#### [WHAT YOU NEED TO DO]
Go through the data below and gather each line containing "habla".

#### [DATA FOR THIS TASK]
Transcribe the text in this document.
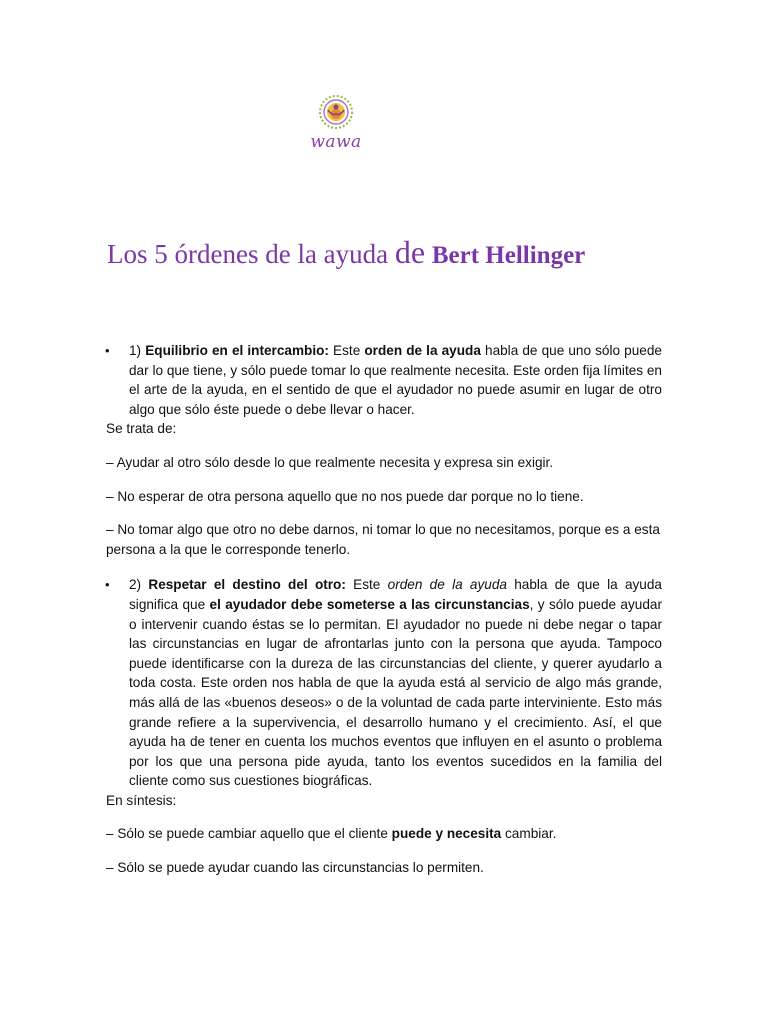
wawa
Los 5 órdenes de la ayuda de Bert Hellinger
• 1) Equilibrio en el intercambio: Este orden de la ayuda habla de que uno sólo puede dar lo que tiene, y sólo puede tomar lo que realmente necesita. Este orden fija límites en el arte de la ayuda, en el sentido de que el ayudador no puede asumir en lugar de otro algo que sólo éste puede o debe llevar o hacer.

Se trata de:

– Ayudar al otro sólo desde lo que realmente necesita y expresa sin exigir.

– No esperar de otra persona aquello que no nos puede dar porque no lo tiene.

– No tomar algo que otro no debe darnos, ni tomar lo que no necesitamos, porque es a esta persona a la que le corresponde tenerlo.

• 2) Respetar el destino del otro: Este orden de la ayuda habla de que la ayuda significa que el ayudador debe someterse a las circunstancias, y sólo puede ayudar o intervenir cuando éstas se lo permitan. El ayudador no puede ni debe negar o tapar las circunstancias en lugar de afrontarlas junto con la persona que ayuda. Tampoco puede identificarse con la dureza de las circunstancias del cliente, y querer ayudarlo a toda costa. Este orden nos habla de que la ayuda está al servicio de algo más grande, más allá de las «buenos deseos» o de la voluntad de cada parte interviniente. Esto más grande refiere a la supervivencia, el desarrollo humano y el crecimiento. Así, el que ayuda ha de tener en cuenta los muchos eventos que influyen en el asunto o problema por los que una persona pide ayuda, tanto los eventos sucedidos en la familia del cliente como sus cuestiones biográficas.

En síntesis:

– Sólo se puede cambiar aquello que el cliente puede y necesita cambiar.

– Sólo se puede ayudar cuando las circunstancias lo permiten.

==

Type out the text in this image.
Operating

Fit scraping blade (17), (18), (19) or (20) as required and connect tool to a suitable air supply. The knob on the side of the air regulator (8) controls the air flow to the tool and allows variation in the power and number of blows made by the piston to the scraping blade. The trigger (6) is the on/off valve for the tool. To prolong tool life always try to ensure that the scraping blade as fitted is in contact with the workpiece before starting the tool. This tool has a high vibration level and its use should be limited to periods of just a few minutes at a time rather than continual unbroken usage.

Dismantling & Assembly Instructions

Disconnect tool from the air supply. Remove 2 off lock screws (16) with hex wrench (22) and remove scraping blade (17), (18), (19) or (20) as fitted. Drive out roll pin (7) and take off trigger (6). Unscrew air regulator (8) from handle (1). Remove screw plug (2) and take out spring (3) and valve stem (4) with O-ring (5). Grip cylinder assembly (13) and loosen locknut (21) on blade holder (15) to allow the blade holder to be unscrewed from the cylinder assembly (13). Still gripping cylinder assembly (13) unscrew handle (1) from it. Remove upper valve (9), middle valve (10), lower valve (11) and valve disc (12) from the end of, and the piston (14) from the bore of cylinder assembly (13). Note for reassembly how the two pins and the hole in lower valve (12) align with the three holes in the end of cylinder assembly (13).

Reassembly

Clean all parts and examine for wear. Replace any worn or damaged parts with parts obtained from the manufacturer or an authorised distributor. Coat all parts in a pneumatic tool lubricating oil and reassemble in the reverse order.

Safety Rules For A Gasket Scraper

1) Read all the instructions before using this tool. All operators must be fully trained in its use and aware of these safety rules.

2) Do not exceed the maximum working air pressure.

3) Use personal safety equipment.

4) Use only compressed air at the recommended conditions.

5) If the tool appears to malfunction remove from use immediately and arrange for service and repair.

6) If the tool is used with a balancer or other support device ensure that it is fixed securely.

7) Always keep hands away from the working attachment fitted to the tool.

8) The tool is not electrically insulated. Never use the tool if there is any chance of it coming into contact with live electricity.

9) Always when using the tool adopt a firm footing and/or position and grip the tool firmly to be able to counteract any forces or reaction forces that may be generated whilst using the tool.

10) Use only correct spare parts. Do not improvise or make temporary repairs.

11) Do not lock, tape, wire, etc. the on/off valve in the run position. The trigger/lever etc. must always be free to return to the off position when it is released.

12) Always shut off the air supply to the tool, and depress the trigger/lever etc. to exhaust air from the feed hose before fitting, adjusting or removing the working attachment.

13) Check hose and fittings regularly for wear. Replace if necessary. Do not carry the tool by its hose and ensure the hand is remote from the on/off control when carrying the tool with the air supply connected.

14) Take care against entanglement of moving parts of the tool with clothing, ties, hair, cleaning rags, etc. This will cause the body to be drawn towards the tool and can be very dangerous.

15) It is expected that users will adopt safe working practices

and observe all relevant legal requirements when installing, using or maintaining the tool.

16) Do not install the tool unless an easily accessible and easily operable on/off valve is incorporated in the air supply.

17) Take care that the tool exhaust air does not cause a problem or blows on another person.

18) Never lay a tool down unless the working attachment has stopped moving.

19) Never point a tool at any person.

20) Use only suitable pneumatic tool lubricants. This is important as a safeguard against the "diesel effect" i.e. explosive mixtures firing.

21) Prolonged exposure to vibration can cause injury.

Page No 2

#### [COMPLETE OUTPUT]
• 1) Equilibrio en el intercambio: Este orden de la ayuda habla de que uno sólo puede dar lo que tiene, y sólo puede tomar lo que realmente necesita. Este orden fija límites en el arte de la ayuda, en el sentido de que el ayudador no puede asumir en lugar de otro algo que sólo éste puede o debe llevar o hacer.
• 2) Respetar el destino del otro: Este orden de la ayuda habla de que la ayuda significa que el ayudador debe someterse a las circunstancias, y sólo puede ayudar o intervenir cuando éstas se lo permitan. El ayudador no puede ni debe negar o tapar las circunstancias en lugar de afrontarlas junto con la persona que ayuda. Tampoco puede identificarse con la dureza de las circunstancias del cliente, y querer ayudarlo a toda costa. Este orden nos habla de que la ayuda está al servicio de algo más grande, más allá de las «buenos deseos» o de la voluntad de cada parte interviniente. Esto más grande refiere a la supervivencia, el desarrollo humano y el crecimiento. Así, el que ayuda ha de tener en cuenta los muchos eventos que influyen en el asunto o problema por los que una persona pide ayuda, tanto los eventos sucedidos en la familia del cliente como sus cuestiones biográficas.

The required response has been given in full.